• Objective
Gather all lines in the entries that include the word "text".

(Chart and figure data)
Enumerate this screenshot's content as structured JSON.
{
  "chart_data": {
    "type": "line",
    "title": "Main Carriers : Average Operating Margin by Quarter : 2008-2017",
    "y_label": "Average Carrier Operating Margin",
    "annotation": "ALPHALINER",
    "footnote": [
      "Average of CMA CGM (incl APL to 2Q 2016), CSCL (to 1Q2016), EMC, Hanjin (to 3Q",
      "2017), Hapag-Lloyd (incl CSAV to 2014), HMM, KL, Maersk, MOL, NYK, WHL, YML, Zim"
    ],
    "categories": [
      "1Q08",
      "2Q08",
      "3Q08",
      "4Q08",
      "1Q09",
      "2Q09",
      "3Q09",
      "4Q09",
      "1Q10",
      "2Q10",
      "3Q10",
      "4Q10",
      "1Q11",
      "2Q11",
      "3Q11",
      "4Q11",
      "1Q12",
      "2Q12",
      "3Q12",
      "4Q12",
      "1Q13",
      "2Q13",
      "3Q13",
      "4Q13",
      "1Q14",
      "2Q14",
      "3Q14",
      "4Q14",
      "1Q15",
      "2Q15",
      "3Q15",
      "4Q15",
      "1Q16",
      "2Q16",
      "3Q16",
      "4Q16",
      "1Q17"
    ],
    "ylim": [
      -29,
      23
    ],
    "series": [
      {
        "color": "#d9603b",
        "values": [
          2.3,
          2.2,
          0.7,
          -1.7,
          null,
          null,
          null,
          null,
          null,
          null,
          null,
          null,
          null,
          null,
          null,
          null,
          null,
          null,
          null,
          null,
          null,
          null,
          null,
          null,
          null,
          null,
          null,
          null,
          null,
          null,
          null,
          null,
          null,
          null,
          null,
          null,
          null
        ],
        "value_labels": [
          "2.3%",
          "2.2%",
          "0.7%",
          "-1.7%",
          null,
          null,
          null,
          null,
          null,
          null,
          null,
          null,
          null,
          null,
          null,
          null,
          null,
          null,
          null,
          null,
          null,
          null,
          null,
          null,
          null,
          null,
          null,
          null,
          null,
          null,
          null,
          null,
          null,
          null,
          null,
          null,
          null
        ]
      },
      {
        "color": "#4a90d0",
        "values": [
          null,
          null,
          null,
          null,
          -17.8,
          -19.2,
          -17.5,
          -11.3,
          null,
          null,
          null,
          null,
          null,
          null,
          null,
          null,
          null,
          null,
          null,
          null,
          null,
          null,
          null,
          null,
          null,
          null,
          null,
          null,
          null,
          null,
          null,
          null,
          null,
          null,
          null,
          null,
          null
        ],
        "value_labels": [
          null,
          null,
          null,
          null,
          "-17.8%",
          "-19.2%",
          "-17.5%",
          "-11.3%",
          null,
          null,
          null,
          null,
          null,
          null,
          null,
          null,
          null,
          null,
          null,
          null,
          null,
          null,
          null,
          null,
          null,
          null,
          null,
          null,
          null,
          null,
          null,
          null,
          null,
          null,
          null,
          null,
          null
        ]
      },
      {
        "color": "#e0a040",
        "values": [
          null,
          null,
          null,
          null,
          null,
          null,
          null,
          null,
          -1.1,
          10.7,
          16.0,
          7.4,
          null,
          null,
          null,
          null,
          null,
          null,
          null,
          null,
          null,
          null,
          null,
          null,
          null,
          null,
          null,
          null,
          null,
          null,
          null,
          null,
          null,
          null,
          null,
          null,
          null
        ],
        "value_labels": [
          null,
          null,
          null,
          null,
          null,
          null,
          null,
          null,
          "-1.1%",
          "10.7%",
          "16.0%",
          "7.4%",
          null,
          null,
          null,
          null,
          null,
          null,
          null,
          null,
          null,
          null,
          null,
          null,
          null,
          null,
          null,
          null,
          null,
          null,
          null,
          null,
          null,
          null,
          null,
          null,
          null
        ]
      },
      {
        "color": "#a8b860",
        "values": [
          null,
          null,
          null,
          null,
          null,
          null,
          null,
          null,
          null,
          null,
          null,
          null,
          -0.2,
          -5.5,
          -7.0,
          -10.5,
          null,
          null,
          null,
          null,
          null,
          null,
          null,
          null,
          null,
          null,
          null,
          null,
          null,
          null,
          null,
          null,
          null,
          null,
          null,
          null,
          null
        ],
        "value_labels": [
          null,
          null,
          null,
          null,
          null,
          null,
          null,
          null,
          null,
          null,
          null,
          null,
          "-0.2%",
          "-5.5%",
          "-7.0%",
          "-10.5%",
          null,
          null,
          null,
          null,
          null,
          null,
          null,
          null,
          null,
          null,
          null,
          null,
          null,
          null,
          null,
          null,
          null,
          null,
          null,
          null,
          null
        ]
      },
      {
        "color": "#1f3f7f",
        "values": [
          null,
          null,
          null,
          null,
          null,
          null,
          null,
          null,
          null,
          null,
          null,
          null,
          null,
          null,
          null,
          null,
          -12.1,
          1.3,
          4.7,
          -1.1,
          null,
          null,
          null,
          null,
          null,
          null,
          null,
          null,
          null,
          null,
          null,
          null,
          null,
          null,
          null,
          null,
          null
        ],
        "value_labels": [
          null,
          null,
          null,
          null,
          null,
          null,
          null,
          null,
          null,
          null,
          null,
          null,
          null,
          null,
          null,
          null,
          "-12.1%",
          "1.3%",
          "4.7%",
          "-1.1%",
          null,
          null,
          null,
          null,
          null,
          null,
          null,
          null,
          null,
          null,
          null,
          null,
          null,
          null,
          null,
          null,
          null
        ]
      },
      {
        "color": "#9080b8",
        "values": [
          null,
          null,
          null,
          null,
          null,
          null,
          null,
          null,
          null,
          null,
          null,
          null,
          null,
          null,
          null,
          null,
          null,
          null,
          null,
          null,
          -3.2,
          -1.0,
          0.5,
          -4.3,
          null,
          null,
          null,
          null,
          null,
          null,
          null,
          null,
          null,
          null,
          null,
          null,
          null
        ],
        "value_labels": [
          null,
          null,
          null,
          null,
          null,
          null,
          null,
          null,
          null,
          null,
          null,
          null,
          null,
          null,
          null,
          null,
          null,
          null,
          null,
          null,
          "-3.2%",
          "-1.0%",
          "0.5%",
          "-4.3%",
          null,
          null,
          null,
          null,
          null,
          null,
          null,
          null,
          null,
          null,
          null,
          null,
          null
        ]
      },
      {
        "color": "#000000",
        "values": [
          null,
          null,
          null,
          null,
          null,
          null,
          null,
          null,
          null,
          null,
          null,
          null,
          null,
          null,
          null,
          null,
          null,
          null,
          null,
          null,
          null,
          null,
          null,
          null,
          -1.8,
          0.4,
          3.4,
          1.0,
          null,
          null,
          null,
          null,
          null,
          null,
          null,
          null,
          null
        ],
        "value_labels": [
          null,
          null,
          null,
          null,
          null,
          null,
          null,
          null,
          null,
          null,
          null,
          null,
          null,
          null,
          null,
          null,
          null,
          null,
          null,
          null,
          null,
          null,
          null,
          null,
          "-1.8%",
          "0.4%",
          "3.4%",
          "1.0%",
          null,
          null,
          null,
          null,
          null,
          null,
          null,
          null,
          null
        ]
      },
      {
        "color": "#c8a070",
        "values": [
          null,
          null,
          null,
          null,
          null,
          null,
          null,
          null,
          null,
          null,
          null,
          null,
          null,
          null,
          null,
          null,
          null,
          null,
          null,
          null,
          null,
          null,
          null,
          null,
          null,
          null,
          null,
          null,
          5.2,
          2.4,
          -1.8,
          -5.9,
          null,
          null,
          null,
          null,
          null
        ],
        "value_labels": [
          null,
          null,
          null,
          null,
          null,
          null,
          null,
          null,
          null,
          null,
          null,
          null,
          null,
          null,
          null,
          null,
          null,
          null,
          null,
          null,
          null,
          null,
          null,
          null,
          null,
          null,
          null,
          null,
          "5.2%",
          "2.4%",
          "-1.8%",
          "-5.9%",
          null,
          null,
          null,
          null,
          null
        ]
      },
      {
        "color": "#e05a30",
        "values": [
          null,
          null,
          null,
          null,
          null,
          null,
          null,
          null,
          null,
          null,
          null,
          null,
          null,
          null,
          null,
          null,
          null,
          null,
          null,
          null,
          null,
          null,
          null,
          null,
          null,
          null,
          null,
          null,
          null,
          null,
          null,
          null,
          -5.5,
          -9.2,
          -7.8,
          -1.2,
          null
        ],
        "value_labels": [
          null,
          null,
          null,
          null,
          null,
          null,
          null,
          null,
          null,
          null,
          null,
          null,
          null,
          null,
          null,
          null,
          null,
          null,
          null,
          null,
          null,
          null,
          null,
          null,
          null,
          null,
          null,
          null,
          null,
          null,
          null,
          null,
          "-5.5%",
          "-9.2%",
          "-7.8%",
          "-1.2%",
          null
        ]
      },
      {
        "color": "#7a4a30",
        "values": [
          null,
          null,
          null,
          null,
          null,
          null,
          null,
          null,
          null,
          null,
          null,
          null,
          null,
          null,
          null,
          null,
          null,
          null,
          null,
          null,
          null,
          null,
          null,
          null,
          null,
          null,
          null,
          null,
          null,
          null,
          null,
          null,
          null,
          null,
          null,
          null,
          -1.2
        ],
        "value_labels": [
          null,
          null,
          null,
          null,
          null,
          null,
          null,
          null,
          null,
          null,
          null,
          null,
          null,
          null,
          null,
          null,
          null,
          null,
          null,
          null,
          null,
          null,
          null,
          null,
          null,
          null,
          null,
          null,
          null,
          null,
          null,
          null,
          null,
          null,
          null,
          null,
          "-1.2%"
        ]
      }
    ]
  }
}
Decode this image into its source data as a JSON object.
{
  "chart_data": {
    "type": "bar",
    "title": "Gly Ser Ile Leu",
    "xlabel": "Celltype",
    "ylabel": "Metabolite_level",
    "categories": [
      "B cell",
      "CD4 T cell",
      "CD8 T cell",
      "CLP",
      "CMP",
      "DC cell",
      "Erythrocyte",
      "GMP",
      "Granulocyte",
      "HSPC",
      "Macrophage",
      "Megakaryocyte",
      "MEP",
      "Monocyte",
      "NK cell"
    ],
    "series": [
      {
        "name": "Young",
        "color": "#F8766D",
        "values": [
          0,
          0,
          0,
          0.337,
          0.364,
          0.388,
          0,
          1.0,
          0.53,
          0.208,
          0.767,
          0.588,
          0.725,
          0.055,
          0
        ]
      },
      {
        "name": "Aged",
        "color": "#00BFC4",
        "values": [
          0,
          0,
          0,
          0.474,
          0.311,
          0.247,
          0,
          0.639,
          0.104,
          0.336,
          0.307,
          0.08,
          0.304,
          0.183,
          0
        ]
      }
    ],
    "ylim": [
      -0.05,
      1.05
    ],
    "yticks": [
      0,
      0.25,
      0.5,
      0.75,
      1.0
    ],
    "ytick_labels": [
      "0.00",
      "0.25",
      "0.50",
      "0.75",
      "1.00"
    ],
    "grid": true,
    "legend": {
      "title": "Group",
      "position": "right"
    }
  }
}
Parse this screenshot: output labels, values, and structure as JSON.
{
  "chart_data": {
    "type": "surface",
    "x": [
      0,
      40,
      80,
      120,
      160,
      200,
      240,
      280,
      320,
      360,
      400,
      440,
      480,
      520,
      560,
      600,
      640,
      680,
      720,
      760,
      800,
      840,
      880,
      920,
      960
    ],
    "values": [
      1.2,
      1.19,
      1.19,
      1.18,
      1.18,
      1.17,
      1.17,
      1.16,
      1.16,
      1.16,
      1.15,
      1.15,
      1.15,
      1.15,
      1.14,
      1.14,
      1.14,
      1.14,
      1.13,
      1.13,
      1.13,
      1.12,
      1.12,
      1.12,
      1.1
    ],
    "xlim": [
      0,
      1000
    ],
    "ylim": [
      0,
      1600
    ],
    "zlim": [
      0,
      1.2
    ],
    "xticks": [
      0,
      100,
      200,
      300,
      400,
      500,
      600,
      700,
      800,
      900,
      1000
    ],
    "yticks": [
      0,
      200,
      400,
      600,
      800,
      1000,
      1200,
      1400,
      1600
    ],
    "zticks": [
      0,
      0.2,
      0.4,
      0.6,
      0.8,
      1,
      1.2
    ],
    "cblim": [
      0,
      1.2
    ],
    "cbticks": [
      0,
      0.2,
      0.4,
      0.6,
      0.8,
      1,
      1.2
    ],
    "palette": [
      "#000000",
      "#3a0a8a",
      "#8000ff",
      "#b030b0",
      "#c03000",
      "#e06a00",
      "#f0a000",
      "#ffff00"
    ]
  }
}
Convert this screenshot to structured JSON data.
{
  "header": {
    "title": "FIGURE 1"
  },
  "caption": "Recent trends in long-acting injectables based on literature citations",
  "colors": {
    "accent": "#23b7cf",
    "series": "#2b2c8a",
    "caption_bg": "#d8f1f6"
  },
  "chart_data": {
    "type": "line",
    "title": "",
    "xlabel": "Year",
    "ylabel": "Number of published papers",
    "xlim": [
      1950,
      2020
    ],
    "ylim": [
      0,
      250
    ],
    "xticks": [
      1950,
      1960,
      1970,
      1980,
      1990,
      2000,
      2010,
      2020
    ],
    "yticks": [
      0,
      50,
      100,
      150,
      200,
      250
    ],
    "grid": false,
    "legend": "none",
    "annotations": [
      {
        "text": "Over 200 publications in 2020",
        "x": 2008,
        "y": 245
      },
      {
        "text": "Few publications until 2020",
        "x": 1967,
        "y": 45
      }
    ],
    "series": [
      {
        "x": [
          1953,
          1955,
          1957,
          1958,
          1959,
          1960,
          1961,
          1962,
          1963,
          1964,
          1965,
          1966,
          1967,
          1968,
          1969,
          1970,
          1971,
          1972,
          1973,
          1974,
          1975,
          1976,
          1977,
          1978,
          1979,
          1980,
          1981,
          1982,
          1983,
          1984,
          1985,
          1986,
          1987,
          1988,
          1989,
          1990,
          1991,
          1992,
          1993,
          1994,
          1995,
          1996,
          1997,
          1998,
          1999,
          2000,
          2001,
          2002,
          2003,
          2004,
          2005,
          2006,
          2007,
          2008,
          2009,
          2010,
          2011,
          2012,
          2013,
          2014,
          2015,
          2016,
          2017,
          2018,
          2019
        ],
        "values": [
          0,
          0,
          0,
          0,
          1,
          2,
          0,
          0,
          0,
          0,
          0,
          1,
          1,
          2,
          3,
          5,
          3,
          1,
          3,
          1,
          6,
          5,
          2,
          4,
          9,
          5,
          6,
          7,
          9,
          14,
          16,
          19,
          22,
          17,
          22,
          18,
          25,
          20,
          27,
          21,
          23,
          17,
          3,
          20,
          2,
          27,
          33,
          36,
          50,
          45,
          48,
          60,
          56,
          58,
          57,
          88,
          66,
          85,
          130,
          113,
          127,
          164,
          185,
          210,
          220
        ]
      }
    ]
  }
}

• Solved exercise
        "text": "Over 200 publications in 2020",
        "text": "Few publications until 2020",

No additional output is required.